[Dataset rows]
## Start

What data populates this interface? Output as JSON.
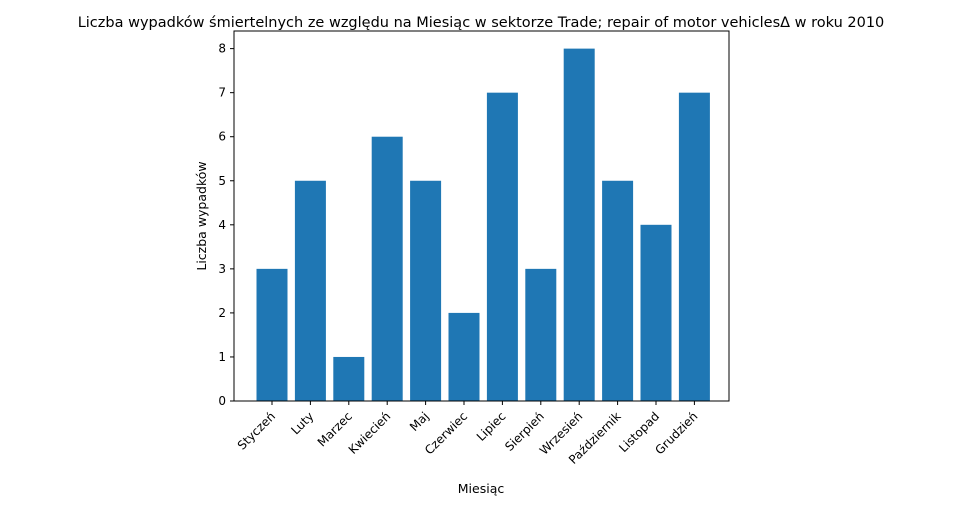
{
  "chart_data": {
    "type": "bar",
    "title": "Liczba wypadków śmiertelnych ze względu na Miesiąc w sektorze  Trade; repair of motor vehiclesΔ  w roku 2010",
    "xlabel": "Miesiąc",
    "ylabel": "Liczba wypadków",
    "categories": [
      "Styczeń",
      "Luty",
      "Marzec",
      "Kwiecień",
      "Maj",
      "Czerwiec",
      "Lipiec",
      "Sierpień",
      "Wrzesień",
      "Październik",
      "Listopad",
      "Grudzień"
    ],
    "values": [
      3,
      5,
      1,
      6,
      5,
      2,
      7,
      3,
      8,
      5,
      4,
      7
    ],
    "ylim": [
      0,
      8.4
    ],
    "yticks": [
      0,
      1,
      2,
      3,
      4,
      5,
      6,
      7,
      8
    ],
    "bar_color": "#1f77b4",
    "grid": false,
    "legend": "none"
  }
}
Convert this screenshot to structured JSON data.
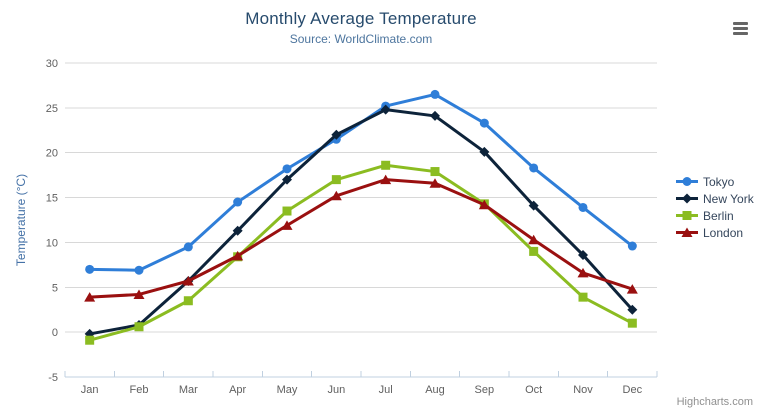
{
  "header": {
    "title": "Monthly Average Temperature",
    "subtitle": "Source: WorldClimate.com"
  },
  "credits": "Highcharts.com",
  "icons": {
    "export_menu": "hamburger-icon"
  },
  "colors": {
    "title": "#274b6d",
    "subtitle": "#4d759e",
    "axis_title": "#4572a7",
    "axis_labels": "#606060",
    "gridline": "#d8d8d8",
    "axis_line": "#c0d0e0",
    "legend_text": "#35465c",
    "credits": "#909090"
  },
  "chart_data": {
    "type": "line",
    "title": "Monthly Average Temperature",
    "subtitle": "Source: WorldClimate.com",
    "xlabel": "",
    "ylabel": "Temperature (°C)",
    "ylim": [
      -5,
      30
    ],
    "yticks": [
      -5,
      0,
      5,
      10,
      15,
      20,
      25,
      30
    ],
    "grid": true,
    "legend_position": "right",
    "categories": [
      "Jan",
      "Feb",
      "Mar",
      "Apr",
      "May",
      "Jun",
      "Jul",
      "Aug",
      "Sep",
      "Oct",
      "Nov",
      "Dec"
    ],
    "series": [
      {
        "name": "Tokyo",
        "color": "#2f7ed8",
        "marker": "circle",
        "values": [
          7.0,
          6.9,
          9.5,
          14.5,
          18.2,
          21.5,
          25.2,
          26.5,
          23.3,
          18.3,
          13.9,
          9.6
        ]
      },
      {
        "name": "New York",
        "color": "#0d233a",
        "marker": "diamond",
        "values": [
          -0.2,
          0.8,
          5.7,
          11.3,
          17.0,
          22.0,
          24.8,
          24.1,
          20.1,
          14.1,
          8.6,
          2.5
        ]
      },
      {
        "name": "Berlin",
        "color": "#8bbc21",
        "marker": "square",
        "values": [
          -0.9,
          0.6,
          3.5,
          8.4,
          13.5,
          17.0,
          18.6,
          17.9,
          14.3,
          9.0,
          3.9,
          1.0
        ]
      },
      {
        "name": "London",
        "color": "#9a1010",
        "marker": "triangle-up",
        "values": [
          3.9,
          4.2,
          5.7,
          8.5,
          11.9,
          15.2,
          17.0,
          16.6,
          14.2,
          10.3,
          6.6,
          4.8
        ]
      }
    ]
  }
}
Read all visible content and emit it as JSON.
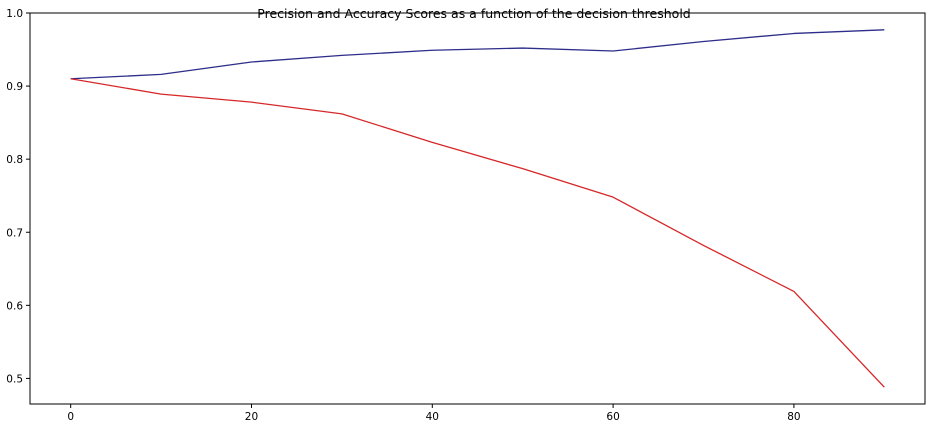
{
  "chart_data": {
    "type": "line",
    "title": "Precision and Accuracy Scores as a function of the decision threshold",
    "xlabel": "",
    "ylabel": "",
    "xlim": [
      -4.5,
      94.5
    ],
    "ylim": [
      0.465,
      1.0
    ],
    "xticks": [
      0,
      20,
      40,
      60,
      80
    ],
    "yticks": [
      0.5,
      0.6,
      0.7,
      0.8,
      0.9,
      1.0
    ],
    "xtick_labels": [
      "0",
      "20",
      "40",
      "60",
      "80"
    ],
    "ytick_labels": [
      "0.5",
      "0.6",
      "0.7",
      "0.8",
      "0.9",
      "1.0"
    ],
    "grid": false,
    "legend": "none",
    "x": [
      0,
      10,
      20,
      30,
      40,
      50,
      60,
      70,
      80,
      90
    ],
    "series": [
      {
        "color": "#2d2d8a",
        "values": [
          0.91,
          0.916,
          0.933,
          0.942,
          0.949,
          0.952,
          0.948,
          0.961,
          0.972,
          0.977
        ]
      },
      {
        "color": "#d62728",
        "values": [
          0.91,
          0.889,
          0.878,
          0.862,
          0.823,
          0.787,
          0.748,
          0.682,
          0.619,
          0.488
        ]
      }
    ]
  }
}
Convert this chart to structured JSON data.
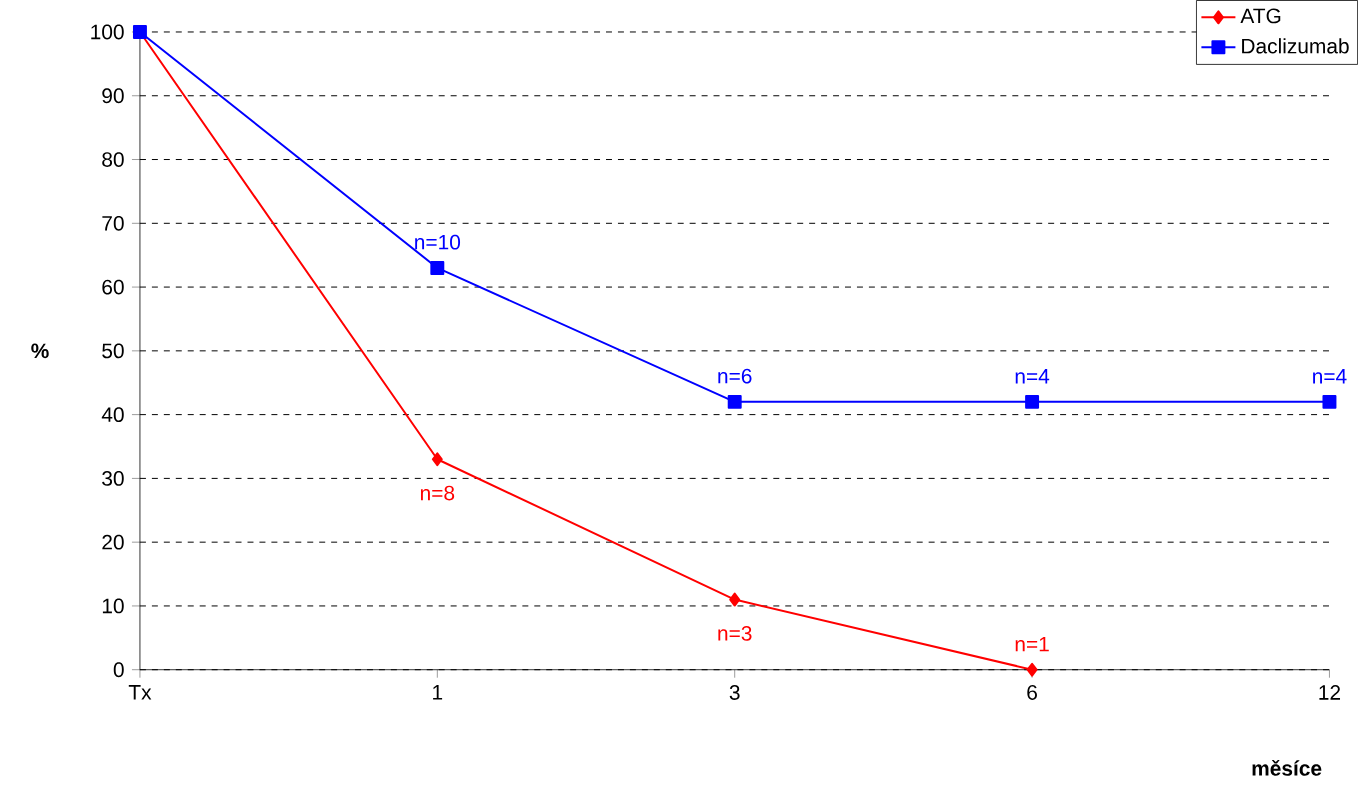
{
  "chart_data": {
    "type": "line",
    "xlabel": "měsíce",
    "ylabel": "%",
    "categories": [
      "Tx",
      "1",
      "3",
      "6",
      "12"
    ],
    "series": [
      {
        "name": "ATG",
        "color": "#ff0000",
        "marker": "diamond",
        "values": [
          100,
          33,
          11,
          0,
          null
        ]
      },
      {
        "name": "Daclizumab",
        "color": "#0000ff",
        "marker": "square",
        "values": [
          100,
          63,
          42,
          42,
          42
        ]
      }
    ],
    "annotations": [
      {
        "text": "n=10",
        "x": "1",
        "y": 63
      },
      {
        "text": "n=8",
        "x": "1",
        "y": 33
      },
      {
        "text": "n=6",
        "x": "3",
        "y": 42
      },
      {
        "text": "n=3",
        "x": "3",
        "y": 11
      },
      {
        "text": "n=4",
        "x": "6",
        "y": 42
      },
      {
        "text": "n=1",
        "x": "6",
        "y": 0
      },
      {
        "text": "n=4",
        "x": "12",
        "y": 42
      }
    ],
    "ylim": [
      0,
      100
    ],
    "yticks": [
      0,
      10,
      20,
      30,
      40,
      50,
      60,
      70,
      80,
      90,
      100
    ],
    "grid": "y",
    "legend": "top right",
    "line_style": "solid"
  }
}
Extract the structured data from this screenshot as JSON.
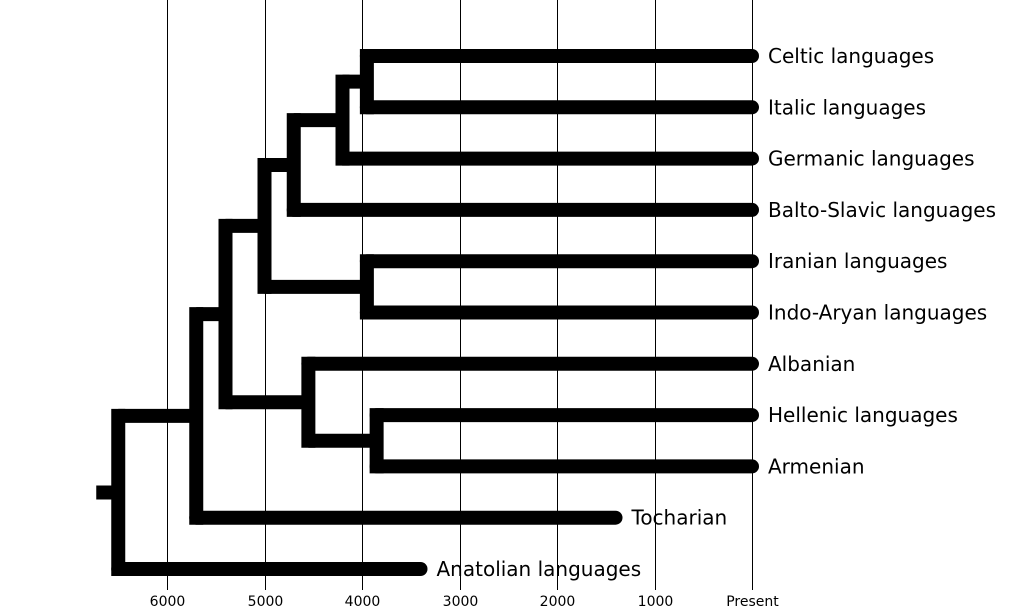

## End

## What needs to be done
Give an exact copy of the material, leaving out every picture.

## Response
What data populates this interface? Output as JSON.
{
  "chart_data": {
    "type": "bar",
    "title": "Liczba wypadków śmiertelnych ze względu na Miesiąc w sektorze  Trade; repair of motor vehiclesΔ  w roku 2010",
    "xlabel": "Miesiąc",
    "ylabel": "Liczba wypadków",
    "categories": [
      "Styczeń",
      "Luty",
      "Marzec",
      "Kwiecień",
      "Maj",
      "Czerwiec",
      "Lipiec",
      "Sierpień",
      "Wrzesień",
      "Październik",
      "Listopad",
      "Grudzień"
    ],
    "values": [
      3,
      5,
      1,
      6,
      5,
      2,
      7,
      3,
      8,
      5,
      4,
      7
    ],
    "ylim": [
      0,
      8.4
    ],
    "yticks": [
      0,
      1,
      2,
      3,
      4,
      5,
      6,
      7,
      8
    ],
    "bar_color": "#1f77b4",
    "grid": false,
    "legend": "none"
  }
}
Convert this screenshot to structured JSON data.
{
  "header": {
    "title": "Monthly Average Temperature",
    "subtitle": "Source: WorldClimate.com"
  },
  "credits": "Highcharts.com",
  "icons": {
    "export_menu": "hamburger-icon"
  },
  "colors": {
    "title": "#274b6d",
    "subtitle": "#4d759e",
    "axis_title": "#4572a7",
    "axis_labels": "#606060",
    "gridline": "#d8d8d8",
    "axis_line": "#c0d0e0",
    "legend_text": "#35465c",
    "credits": "#909090"
  },
  "chart_data": {
    "type": "line",
    "title": "Monthly Average Temperature",
    "subtitle": "Source: WorldClimate.com",
    "xlabel": "",
    "ylabel": "Temperature (°C)",
    "ylim": [
      -5,
      30
    ],
    "yticks": [
      -5,
      0,
      5,
      10,
      15,
      20,
      25,
      30
    ],
    "grid": true,
    "legend_position": "right",
    "categories": [
      "Jan",
      "Feb",
      "Mar",
      "Apr",
      "May",
      "Jun",
      "Jul",
      "Aug",
      "Sep",
      "Oct",
      "Nov",
      "Dec"
    ],
    "series": [
      {
        "name": "Tokyo",
        "color": "#2f7ed8",
        "marker": "circle",
        "values": [
          7.0,
          6.9,
          9.5,
          14.5,
          18.2,
          21.5,
          25.2,
          26.5,
          23.3,
          18.3,
          13.9,
          9.6
        ]
      },
      {
        "name": "New York",
        "color": "#0d233a",
        "marker": "diamond",
        "values": [
          -0.2,
          0.8,
          5.7,
          11.3,
          17.0,
          22.0,
          24.8,
          24.1,
          20.1,
          14.1,
          8.6,
          2.5
        ]
      },
      {
        "name": "Berlin",
        "color": "#8bbc21",
        "marker": "square",
        "values": [
          -0.9,
          0.6,
          3.5,
          8.4,
          13.5,
          17.0,
          18.6,
          17.9,
          14.3,
          9.0,
          3.9,
          1.0
        ]
      },
      {
        "name": "London",
        "color": "#9a1010",
        "marker": "triangle-up",
        "values": [
          3.9,
          4.2,
          5.7,
          8.5,
          11.9,
          15.2,
          17.0,
          16.6,
          14.2,
          10.3,
          6.6,
          4.8
        ]
      }
    ]
  }
}
Read all visible content and emit it as JSON.
{
  "chart_data": {
    "type": "line",
    "title": "Precision and Accuracy Scores as a function of the decision threshold",
    "xlabel": "",
    "ylabel": "",
    "xlim": [
      -4.5,
      94.5
    ],
    "ylim": [
      0.465,
      1.0
    ],
    "xticks": [
      0,
      20,
      40,
      60,
      80
    ],
    "yticks": [
      0.5,
      0.6,
      0.7,
      0.8,
      0.9,
      1.0
    ],
    "xtick_labels": [
      "0",
      "20",
      "40",
      "60",
      "80"
    ],
    "ytick_labels": [
      "0.5",
      "0.6",
      "0.7",
      "0.8",
      "0.9",
      "1.0"
    ],
    "grid": false,
    "legend": "none",
    "x": [
      0,
      10,
      20,
      30,
      40,
      50,
      60,
      70,
      80,
      90
    ],
    "series": [
      {
        "color": "#2d2d8a",
        "values": [
          0.91,
          0.916,
          0.933,
          0.942,
          0.949,
          0.952,
          0.948,
          0.961,
          0.972,
          0.977
        ]
      },
      {
        "color": "#d62728",
        "values": [
          0.91,
          0.889,
          0.878,
          0.862,
          0.823,
          0.787,
          0.748,
          0.682,
          0.619,
          0.488
        ]
      }
    ]
  }
}
Convert this chart to structured JSON data.
{
  "chart_data": {
    "type": "line",
    "xlabel": "měsíce",
    "ylabel": "%",
    "categories": [
      "Tx",
      "1",
      "3",
      "6",
      "12"
    ],
    "series": [
      {
        "name": "ATG",
        "color": "#ff0000",
        "marker": "diamond",
        "values": [
          100,
          33,
          11,
          0,
          null
        ]
      },
      {
        "name": "Daclizumab",
        "color": "#0000ff",
        "marker": "square",
        "values": [
          100,
          63,
          42,
          42,
          42
        ]
      }
    ],
    "annotations": [
      {
        "text": "n=10",
        "x": "1",
        "y": 63
      },
      {
        "text": "n=8",
        "x": "1",
        "y": 33
      },
      {
        "text": "n=6",
        "x": "3",
        "y": 42
      },
      {
        "text": "n=3",
        "x": "3",
        "y": 11
      },
      {
        "text": "n=4",
        "x": "6",
        "y": 42
      },
      {
        "text": "n=1",
        "x": "6",
        "y": 0
      },
      {
        "text": "n=4",
        "x": "12",
        "y": 42
      }
    ],
    "ylim": [
      0,
      100
    ],
    "yticks": [
      0,
      10,
      20,
      30,
      40,
      50,
      60,
      70,
      80,
      90,
      100
    ],
    "grid": "y",
    "legend": "top right",
    "line_style": "solid"
  }
}
Extract the structured data from this screenshot as JSON.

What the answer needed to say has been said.